■ Job ■
Identify and reproduce every line holding the string "icon".

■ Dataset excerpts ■
◆ ◆ ◆ ◆

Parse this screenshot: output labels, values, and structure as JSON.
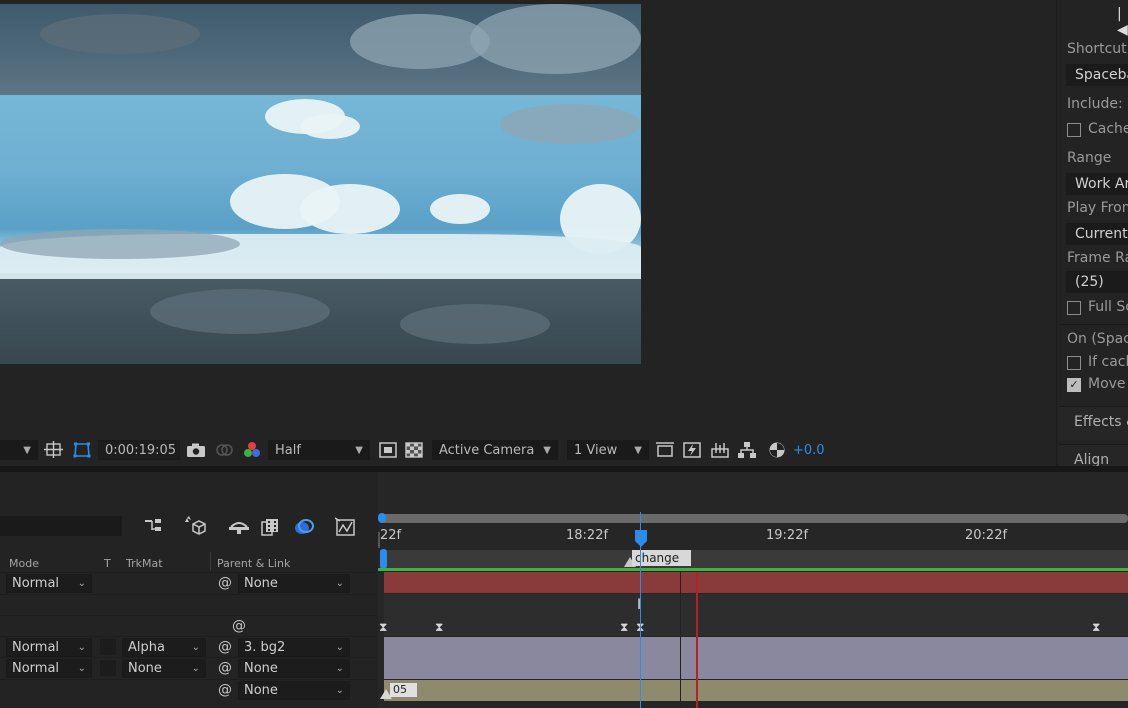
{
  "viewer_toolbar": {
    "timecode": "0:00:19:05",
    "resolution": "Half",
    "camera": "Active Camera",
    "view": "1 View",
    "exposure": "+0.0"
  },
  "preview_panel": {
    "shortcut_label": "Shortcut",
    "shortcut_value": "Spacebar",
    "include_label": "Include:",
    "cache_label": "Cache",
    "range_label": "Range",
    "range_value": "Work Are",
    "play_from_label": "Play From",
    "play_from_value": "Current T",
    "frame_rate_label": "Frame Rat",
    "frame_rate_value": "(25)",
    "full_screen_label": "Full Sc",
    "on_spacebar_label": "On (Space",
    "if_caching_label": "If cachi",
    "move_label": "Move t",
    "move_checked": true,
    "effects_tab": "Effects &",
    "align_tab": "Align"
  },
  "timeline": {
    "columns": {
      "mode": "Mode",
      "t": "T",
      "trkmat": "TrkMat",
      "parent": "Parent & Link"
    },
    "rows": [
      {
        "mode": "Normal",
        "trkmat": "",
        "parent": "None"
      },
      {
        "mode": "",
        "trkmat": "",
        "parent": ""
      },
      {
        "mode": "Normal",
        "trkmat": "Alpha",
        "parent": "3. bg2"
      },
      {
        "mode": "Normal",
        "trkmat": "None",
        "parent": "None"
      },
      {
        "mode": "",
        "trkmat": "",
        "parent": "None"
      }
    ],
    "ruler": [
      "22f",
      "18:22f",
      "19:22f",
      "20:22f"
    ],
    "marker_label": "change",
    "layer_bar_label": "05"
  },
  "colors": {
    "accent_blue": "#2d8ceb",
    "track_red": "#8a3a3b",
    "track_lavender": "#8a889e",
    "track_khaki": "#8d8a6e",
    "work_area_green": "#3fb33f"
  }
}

◆ ◆ ◆ ◆

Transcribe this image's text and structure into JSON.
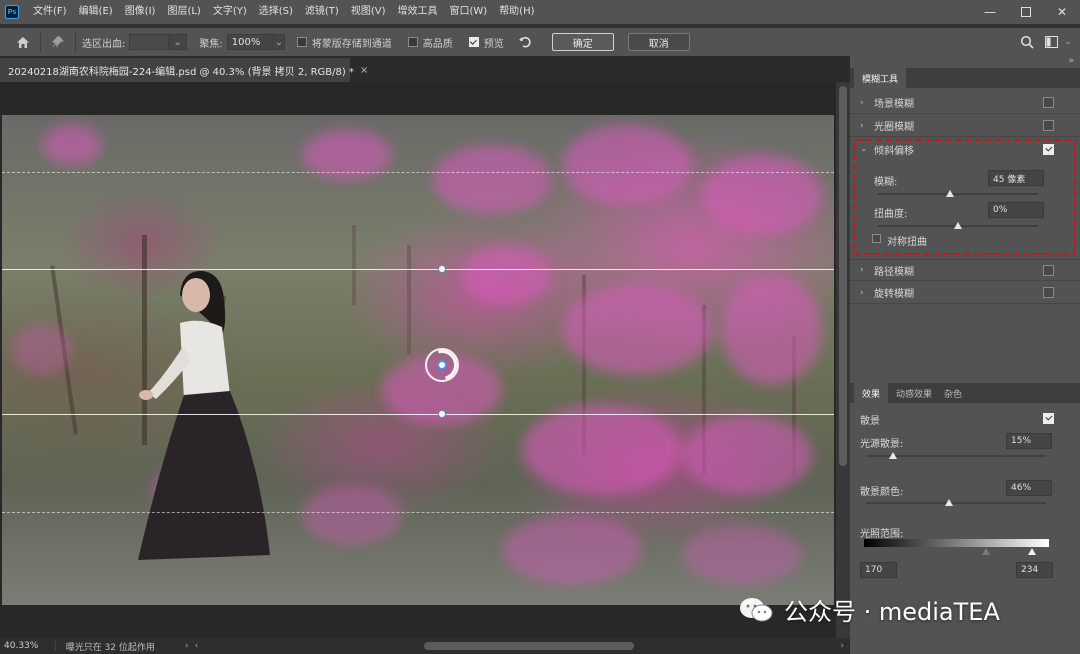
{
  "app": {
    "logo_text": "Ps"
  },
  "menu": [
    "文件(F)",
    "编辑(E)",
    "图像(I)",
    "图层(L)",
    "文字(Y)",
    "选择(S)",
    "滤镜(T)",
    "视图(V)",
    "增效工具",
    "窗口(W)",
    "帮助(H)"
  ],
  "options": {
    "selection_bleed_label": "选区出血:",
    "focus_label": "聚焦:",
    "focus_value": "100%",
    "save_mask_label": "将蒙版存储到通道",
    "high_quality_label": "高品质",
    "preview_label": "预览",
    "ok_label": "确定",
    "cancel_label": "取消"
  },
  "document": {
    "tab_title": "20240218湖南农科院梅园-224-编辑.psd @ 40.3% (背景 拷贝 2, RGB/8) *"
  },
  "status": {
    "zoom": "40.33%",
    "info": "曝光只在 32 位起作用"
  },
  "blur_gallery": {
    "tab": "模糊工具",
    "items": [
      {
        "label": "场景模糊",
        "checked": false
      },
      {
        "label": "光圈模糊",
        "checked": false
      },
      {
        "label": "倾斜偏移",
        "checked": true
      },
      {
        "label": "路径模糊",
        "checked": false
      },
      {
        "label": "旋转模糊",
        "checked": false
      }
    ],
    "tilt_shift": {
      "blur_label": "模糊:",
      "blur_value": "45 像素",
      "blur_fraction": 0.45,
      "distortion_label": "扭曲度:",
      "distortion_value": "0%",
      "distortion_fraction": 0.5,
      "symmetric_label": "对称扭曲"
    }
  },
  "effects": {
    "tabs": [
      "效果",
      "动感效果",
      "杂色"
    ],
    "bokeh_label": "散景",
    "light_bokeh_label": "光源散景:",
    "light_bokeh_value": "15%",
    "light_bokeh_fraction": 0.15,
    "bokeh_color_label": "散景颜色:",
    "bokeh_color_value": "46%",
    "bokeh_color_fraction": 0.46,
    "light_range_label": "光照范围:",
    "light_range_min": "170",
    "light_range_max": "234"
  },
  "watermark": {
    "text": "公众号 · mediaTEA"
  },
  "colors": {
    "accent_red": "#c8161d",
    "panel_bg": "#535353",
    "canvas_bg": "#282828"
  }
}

◆ ◆ ◆ ◆

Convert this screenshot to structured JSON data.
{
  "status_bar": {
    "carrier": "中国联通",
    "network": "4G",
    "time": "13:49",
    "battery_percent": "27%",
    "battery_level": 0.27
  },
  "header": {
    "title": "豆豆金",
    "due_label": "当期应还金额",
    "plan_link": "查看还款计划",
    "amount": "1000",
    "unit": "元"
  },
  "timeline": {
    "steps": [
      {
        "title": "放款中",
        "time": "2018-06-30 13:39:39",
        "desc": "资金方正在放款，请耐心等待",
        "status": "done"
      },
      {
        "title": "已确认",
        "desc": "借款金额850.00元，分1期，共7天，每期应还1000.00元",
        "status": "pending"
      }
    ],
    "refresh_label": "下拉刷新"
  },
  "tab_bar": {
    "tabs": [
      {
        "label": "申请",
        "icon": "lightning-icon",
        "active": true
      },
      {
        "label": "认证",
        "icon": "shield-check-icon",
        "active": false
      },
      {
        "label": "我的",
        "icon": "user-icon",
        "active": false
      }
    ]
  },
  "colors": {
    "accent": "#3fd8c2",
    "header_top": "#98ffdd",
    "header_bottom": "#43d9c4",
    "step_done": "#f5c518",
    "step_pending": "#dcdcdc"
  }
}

◆ ◆ ◆ ◆

■ Exercise output ■
        "icon": "lightning-icon",
        "icon": "shield-check-icon",
        "icon": "user-icon",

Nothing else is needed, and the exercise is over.